EXERCISE AIM »
Copy verbatim the span of lines beginning at the line that contains "Transcribe the text in this document." and ending with the final line of the data. Exclude pictures from the copy.
+++ LISTED RECORDS +++
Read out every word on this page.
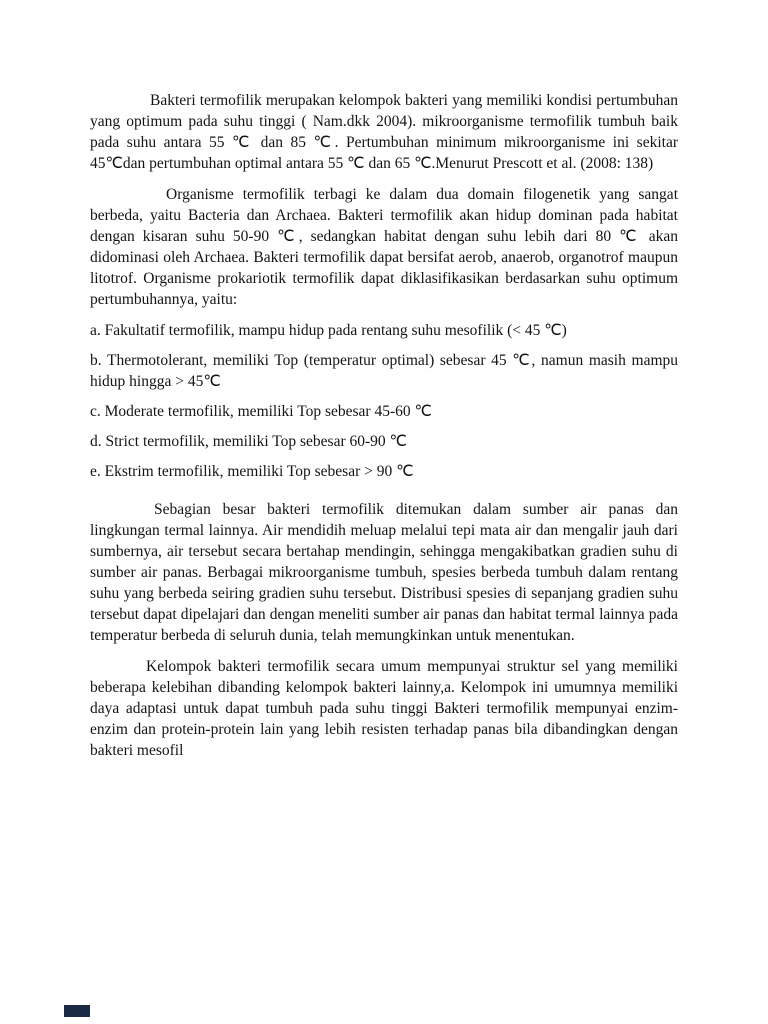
Bakteri termofilik merupakan kelompok bakteri yang memiliki kondisi pertumbuhan yang optimum pada suhu tinggi ( Nam.dkk 2004). mikroorganisme termofilik tumbuh baik pada suhu antara 55 ℃ dan 85 ℃. Pertumbuhan minimum mikroorganisme ini sekitar 45℃dan pertumbuhan optimal antara 55 ℃ dan 65 ℃.Menurut Prescott et al. (2008: 138)

Organisme termofilik terbagi ke dalam dua domain filogenetik yang sangat berbeda, yaitu Bacteria dan Archaea. Bakteri termofilik akan hidup dominan pada habitat dengan kisaran suhu 50-90 ℃, sedangkan habitat dengan suhu lebih dari 80 ℃ akan didominasi oleh Archaea. Bakteri termofilik dapat bersifat aerob, anaerob, organotrof maupun litotrof. Organisme prokariotik termofilik dapat diklasifikasikan berdasarkan suhu optimum pertumbuhannya, yaitu:

a. Fakultatif termofilik, mampu hidup pada rentang suhu mesofilik (< 45 ℃)

b. Thermotolerant, memiliki Top (temperatur optimal) sebesar 45 ℃, namun masih mampu hidup hingga > 45℃

c. Moderate termofilik, memiliki Top sebesar 45-60 ℃

d. Strict termofilik, memiliki Top sebesar 60-90 ℃

e. Ekstrim termofilik, memiliki Top sebesar > 90 ℃

Sebagian besar bakteri termofilik ditemukan dalam sumber air panas dan lingkungan termal lainnya. Air mendidih meluap melalui tepi mata air dan mengalir jauh dari sumbernya, air tersebut secara bertahap mendingin, sehingga mengakibatkan gradien suhu di sumber air panas. Berbagai mikroorganisme tumbuh, spesies berbeda tumbuh dalam rentang suhu yang berbeda seiring gradien suhu tersebut. Distribusi spesies di sepanjang gradien suhu tersebut dapat dipelajari dan dengan meneliti sumber air panas dan habitat termal lainnya pada temperatur berbeda di seluruh dunia, telah memungkinkan untuk menentukan.

Kelompok bakteri termofilik secara umum mempunyai struktur sel yang memiliki beberapa kelebihan dibanding kelompok bakteri lainny,a. Kelompok ini umumnya memiliki daya adaptasi untuk dapat tumbuh pada suhu tinggi Bakteri termofilik mempunyai enzim-enzim dan protein-protein lain yang lebih resisten terhadap panas bila dibandingkan dengan bakteri mesofil
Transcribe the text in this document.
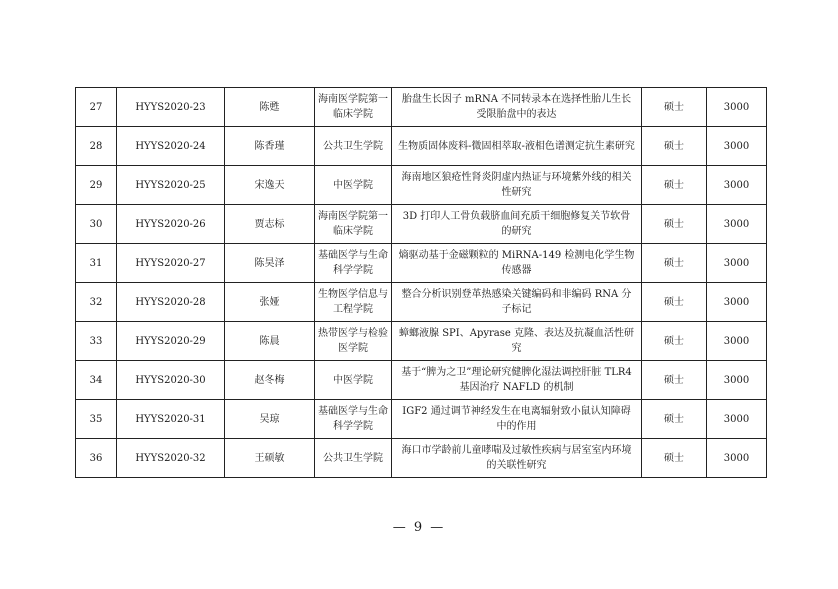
27	HYYS2020-23	陈甦	海南医学院第一临床学院	胎盘生长因子 mRNA 不同转录本在选择性胎儿生长受限胎盘中的表达	硕士	3000
28	HYYS2020-24	陈香瑾	公共卫生学院	生物质固体废料-微固相萃取-液相色谱测定抗生素研究	硕士	3000
29	HYYS2020-25	宋逸天	中医学院	海南地区狼疮性肾炎阴虚内热证与环境紫外线的相关性研究	硕士	3000
30	HYYS2020-26	贾志标	海南医学院第一临床学院	3D 打印人工骨负载脐血间充质干细胞修复关节软骨的研究	硕士	3000
31	HYYS2020-27	陈昊泽	基础医学与生命科学学院	熵驱动基于金磁颗粒的 MiRNA-149 检测电化学生物传感器	硕士	3000
32	HYYS2020-28	张娅	生物医学信息与工程学院	整合分析识别登革热感染关键编码和非编码 RNA 分子标记	硕士	3000
33	HYYS2020-29	陈晨	热带医学与检验医学院	蟑螂液腺 SPI、Apyrase 克隆、表达及抗凝血活性研究	硕士	3000
34	HYYS2020-30	赵冬梅	中医学院	基于“脾为之卫”理论研究健脾化湿法调控肝脏 TLR4 基因治疗 NAFLD 的机制	硕士	3000
35	HYYS2020-31	吴琼	基础医学与生命科学学院	IGF2 通过调节神经发生在电离辐射致小鼠认知障碍中的作用	硕士	3000
36	HYYS2020-32	王硕敏	公共卫生学院	海口市学龄前儿童哮喘及过敏性疾病与居室室内环境的关联性研究	硕士	3000
— 9 —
+++
PROBLEM SOLUTION »
Transcribe the text in this document.
27	HYYS2020-23	陈甦	海南医学院第一临床学院	胎盘生长因子 mRNA 不同转录本在选择性胎儿生长受限胎盘中的表达	硕士	3000
28	HYYS2020-24	陈香瑾	公共卫生学院	生物质固体废料-微固相萃取-液相色谱测定抗生素研究	硕士	3000
29	HYYS2020-25	宋逸天	中医学院	海南地区狼疮性肾炎阴虚内热证与环境紫外线的相关性研究	硕士	3000
30	HYYS2020-26	贾志标	海南医学院第一临床学院	3D 打印人工骨负载脐血间充质干细胞修复关节软骨的研究	硕士	3000
31	HYYS2020-27	陈昊泽	基础医学与生命科学学院	熵驱动基于金磁颗粒的 MiRNA-149 检测电化学生物传感器	硕士	3000
32	HYYS2020-28	张娅	生物医学信息与工程学院	整合分析识别登革热感染关键编码和非编码 RNA 分子标记	硕士	3000
33	HYYS2020-29	陈晨	热带医学与检验医学院	蟑螂液腺 SPI、Apyrase 克隆、表达及抗凝血活性研究	硕士	3000
34	HYYS2020-30	赵冬梅	中医学院	基于“脾为之卫”理论研究健脾化湿法调控肝脏 TLR4 基因治疗 NAFLD 的机制	硕士	3000
35	HYYS2020-31	吴琼	基础医学与生命科学学院	IGF2 通过调节神经发生在电离辐射致小鼠认知障碍中的作用	硕士	3000
36	HYYS2020-32	王硕敏	公共卫生学院	海口市学龄前儿童哮喘及过敏性疾病与居室室内环境的关联性研究	硕士	3000
— 9 —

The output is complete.